Some records
--- START ---
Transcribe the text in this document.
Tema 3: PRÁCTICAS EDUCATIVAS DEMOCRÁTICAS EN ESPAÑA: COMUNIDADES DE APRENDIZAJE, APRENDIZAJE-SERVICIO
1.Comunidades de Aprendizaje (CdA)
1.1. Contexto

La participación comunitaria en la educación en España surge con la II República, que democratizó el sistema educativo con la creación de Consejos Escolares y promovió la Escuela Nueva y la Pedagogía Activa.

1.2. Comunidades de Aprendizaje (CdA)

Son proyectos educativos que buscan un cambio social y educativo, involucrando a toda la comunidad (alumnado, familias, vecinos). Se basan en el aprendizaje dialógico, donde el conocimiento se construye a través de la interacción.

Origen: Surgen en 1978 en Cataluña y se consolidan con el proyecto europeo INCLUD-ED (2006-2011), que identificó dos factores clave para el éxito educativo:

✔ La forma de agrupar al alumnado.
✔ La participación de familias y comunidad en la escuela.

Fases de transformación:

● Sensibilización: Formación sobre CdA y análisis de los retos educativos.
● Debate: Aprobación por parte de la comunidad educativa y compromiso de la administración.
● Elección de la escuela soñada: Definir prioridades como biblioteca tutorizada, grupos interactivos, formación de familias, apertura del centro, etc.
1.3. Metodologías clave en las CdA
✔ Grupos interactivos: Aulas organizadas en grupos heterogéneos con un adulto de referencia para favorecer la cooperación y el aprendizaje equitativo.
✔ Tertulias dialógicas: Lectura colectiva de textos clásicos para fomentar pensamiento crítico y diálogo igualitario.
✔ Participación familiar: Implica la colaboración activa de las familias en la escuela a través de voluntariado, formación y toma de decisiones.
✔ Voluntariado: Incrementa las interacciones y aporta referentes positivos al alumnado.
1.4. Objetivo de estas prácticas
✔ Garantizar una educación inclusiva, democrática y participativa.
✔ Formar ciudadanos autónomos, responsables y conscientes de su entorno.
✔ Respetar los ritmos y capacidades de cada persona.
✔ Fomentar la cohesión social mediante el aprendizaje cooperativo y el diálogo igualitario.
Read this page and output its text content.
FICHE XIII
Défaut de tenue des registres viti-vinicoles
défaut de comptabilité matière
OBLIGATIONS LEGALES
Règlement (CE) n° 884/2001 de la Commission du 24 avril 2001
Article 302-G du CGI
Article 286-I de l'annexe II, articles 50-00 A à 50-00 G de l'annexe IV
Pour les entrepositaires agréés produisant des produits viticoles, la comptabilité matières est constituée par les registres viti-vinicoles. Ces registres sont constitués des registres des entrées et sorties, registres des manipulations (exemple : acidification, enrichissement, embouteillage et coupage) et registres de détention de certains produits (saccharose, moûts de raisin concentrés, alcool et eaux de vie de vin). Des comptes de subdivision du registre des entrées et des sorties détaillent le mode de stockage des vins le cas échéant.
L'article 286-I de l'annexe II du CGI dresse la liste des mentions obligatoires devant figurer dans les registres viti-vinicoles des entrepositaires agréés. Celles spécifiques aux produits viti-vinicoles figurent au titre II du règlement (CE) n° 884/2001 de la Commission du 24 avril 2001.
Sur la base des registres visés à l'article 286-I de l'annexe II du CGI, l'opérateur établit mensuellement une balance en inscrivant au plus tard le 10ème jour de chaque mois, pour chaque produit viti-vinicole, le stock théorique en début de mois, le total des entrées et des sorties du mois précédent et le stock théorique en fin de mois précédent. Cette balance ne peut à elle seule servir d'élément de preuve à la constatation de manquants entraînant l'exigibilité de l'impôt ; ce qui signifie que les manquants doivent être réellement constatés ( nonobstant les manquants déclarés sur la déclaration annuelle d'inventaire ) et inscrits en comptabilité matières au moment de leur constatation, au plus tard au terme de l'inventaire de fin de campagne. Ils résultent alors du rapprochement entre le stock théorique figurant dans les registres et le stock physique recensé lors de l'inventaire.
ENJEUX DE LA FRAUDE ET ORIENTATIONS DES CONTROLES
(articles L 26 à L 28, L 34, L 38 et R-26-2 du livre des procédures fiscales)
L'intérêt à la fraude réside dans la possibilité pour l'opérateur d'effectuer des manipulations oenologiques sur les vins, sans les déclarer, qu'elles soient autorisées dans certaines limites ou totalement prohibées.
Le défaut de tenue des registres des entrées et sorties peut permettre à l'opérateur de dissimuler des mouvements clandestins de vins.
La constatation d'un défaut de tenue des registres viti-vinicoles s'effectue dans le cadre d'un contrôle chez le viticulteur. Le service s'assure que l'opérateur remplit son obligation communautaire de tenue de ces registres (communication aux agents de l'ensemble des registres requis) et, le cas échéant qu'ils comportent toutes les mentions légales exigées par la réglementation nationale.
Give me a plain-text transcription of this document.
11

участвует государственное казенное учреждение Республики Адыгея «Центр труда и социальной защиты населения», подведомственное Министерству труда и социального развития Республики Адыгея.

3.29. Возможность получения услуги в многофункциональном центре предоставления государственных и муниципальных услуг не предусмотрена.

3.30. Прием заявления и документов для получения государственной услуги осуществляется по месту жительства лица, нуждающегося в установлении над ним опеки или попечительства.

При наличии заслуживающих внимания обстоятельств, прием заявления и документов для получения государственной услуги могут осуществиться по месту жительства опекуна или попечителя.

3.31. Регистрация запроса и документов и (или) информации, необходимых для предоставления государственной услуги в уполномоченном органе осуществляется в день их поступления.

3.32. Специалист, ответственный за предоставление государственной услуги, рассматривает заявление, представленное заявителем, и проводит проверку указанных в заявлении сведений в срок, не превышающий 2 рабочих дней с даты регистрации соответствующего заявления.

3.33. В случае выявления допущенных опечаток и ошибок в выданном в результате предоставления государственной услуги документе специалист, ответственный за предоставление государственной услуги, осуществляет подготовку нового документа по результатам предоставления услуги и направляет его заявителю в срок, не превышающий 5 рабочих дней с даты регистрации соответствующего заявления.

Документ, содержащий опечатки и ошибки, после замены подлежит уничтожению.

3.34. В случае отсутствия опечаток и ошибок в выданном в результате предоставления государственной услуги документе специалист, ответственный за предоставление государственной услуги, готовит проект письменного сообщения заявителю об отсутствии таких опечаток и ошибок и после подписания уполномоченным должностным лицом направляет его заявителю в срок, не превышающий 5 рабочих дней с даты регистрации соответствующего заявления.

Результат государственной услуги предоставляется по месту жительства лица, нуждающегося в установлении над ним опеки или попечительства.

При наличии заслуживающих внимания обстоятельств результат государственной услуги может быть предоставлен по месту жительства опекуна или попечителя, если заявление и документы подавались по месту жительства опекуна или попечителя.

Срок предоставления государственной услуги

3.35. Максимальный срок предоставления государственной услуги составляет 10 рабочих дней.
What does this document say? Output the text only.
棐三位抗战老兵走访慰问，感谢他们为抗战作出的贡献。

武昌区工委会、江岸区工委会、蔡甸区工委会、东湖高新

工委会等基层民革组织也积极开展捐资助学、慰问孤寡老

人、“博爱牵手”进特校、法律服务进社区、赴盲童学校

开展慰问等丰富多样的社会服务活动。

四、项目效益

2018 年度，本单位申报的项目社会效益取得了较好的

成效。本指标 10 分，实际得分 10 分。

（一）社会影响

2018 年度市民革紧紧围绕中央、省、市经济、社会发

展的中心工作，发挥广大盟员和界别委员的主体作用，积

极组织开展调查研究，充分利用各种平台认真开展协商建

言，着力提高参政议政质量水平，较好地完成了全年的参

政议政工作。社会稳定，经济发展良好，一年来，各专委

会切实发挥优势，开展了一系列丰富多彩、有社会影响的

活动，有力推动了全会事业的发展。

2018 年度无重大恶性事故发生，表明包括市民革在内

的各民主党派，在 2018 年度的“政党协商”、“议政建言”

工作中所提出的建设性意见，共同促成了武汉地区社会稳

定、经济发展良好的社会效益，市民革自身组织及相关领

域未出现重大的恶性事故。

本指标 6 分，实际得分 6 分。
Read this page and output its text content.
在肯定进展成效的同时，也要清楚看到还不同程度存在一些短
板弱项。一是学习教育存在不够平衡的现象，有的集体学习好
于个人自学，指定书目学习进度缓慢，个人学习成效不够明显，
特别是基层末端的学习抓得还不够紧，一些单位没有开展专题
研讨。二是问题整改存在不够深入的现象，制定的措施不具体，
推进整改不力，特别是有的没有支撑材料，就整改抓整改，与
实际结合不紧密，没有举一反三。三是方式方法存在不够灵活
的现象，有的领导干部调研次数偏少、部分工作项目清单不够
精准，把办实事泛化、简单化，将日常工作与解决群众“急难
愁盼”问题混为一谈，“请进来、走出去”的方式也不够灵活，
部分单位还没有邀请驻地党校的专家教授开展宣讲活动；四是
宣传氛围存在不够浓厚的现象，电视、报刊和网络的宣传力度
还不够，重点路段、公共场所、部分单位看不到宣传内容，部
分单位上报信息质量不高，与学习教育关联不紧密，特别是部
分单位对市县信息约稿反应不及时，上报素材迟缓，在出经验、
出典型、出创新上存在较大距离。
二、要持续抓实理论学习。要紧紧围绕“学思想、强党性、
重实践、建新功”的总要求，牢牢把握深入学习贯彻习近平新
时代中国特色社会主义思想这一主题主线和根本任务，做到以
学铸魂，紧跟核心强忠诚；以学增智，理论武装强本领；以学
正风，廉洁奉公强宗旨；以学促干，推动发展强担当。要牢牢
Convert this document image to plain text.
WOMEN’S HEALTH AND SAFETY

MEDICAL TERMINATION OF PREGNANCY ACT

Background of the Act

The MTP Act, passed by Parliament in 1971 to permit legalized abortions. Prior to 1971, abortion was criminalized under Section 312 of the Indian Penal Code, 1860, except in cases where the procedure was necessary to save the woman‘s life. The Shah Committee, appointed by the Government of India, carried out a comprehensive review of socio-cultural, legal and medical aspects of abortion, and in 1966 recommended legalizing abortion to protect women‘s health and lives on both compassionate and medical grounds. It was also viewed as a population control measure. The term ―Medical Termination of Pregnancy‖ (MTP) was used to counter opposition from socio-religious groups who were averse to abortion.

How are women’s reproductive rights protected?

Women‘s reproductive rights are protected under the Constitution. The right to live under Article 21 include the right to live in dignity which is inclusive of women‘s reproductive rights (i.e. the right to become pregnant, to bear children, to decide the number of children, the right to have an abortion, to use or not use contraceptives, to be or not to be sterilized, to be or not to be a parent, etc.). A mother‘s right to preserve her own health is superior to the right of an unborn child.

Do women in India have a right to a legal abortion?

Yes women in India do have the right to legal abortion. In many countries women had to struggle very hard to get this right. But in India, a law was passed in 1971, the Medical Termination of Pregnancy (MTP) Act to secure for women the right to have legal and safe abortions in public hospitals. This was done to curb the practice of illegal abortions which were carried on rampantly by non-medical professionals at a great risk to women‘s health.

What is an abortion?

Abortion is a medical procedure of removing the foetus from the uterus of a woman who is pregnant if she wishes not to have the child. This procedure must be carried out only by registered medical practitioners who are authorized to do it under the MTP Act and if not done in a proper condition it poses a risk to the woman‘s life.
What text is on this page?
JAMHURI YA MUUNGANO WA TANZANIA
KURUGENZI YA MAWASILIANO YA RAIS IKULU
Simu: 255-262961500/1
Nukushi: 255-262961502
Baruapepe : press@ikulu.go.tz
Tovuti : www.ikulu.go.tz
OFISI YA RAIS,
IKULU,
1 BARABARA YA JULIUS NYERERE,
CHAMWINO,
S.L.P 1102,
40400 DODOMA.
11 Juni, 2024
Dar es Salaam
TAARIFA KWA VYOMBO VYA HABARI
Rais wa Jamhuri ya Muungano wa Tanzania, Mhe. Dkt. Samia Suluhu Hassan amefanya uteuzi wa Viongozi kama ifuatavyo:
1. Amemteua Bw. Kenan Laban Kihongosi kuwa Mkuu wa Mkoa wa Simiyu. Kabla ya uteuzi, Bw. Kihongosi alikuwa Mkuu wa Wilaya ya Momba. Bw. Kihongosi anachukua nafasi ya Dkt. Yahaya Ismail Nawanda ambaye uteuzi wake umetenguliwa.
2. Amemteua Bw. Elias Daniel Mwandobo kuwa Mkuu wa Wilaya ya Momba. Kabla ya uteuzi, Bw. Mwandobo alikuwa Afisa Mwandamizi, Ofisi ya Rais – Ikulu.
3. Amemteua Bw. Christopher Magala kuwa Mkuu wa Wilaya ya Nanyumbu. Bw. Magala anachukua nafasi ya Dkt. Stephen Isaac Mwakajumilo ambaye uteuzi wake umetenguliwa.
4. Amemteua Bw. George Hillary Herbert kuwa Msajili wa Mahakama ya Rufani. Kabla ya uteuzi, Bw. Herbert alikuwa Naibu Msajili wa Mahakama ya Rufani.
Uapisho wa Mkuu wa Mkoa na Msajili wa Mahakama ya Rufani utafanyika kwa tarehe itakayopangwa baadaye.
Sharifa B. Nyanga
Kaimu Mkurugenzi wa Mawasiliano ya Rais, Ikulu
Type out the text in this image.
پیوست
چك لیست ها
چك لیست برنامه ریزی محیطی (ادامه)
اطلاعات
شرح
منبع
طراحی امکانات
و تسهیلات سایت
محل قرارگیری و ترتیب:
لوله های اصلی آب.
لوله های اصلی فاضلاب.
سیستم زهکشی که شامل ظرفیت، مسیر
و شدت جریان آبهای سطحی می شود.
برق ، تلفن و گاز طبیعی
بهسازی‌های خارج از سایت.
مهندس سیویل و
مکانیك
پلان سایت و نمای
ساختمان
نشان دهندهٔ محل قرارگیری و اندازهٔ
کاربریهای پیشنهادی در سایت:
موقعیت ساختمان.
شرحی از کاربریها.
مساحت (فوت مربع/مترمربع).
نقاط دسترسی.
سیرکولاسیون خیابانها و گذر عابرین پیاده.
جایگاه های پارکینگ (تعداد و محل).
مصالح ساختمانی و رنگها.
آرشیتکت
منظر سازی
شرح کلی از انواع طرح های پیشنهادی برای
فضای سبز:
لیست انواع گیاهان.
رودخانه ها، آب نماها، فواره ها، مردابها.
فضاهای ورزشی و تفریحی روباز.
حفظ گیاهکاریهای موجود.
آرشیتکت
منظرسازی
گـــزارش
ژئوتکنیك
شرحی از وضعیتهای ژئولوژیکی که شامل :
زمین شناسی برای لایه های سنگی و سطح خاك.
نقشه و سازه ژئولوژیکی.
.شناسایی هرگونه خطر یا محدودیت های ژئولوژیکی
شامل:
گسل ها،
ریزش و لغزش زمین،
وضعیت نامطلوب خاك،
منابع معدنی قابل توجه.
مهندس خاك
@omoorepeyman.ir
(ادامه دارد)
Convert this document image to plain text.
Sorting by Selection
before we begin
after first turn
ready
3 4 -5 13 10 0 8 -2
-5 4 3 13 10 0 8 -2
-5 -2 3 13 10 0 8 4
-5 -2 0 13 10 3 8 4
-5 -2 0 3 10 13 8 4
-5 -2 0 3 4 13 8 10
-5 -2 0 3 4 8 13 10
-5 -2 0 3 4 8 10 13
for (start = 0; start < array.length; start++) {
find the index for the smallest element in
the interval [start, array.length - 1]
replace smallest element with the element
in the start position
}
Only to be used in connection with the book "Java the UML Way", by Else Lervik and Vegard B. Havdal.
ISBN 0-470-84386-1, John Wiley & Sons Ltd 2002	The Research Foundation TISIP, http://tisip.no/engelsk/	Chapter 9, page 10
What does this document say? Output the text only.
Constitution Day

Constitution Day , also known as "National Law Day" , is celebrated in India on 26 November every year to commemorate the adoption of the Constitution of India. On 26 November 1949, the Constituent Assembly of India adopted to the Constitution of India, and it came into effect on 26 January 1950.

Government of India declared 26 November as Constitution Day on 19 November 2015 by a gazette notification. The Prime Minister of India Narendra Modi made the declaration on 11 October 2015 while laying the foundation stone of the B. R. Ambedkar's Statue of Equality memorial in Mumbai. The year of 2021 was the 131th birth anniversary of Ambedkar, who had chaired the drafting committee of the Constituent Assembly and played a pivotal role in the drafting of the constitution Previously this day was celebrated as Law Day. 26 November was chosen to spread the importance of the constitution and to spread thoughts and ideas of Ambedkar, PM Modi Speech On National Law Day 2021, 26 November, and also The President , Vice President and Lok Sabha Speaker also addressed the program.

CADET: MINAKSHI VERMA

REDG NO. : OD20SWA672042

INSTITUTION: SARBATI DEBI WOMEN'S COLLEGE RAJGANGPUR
--- END ---
What the task requires
Calculate how many lines of the material include the string "даты", and state that number by itself.

Expected answer
3